(EXERCISE PROMPT): Copy every line that mentions the word "this".

+ + + + +

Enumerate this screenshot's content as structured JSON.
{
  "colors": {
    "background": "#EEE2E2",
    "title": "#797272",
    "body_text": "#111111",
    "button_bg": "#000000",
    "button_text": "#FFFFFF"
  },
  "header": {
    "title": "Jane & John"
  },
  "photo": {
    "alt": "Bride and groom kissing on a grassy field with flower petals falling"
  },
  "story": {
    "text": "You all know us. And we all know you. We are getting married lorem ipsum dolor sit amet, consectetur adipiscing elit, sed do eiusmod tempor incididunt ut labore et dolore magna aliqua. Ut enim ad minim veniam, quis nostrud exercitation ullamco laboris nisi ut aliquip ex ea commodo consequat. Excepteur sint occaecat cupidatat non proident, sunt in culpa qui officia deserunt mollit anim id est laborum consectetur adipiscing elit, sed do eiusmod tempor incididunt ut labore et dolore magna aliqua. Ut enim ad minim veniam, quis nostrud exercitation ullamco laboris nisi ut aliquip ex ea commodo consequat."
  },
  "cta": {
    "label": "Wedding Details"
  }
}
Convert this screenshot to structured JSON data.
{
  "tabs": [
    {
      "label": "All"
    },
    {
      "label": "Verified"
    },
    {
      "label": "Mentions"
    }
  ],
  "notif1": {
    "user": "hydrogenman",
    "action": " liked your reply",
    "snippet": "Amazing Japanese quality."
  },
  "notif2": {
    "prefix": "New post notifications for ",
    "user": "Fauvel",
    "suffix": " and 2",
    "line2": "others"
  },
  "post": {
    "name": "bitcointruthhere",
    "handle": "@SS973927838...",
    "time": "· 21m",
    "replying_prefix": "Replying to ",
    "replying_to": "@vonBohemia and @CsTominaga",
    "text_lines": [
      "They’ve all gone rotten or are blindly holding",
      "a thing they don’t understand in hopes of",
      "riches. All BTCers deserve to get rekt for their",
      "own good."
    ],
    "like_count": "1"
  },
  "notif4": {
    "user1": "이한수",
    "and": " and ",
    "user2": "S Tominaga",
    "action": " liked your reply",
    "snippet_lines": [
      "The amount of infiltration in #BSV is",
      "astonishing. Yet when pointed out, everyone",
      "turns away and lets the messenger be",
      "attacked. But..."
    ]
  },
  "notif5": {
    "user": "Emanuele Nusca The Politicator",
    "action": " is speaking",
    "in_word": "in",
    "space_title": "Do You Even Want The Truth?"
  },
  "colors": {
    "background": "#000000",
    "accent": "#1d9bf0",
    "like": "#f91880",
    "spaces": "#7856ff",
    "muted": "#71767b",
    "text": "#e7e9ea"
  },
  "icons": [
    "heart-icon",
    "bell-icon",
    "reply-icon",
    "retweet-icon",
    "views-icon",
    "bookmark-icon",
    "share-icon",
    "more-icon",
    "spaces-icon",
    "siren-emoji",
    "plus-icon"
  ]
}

+ + + + +

(WRITTEN ANSWER):
Enumerate this screenshot's content as structured JSON.
Convert this screenshot to structured JSON data.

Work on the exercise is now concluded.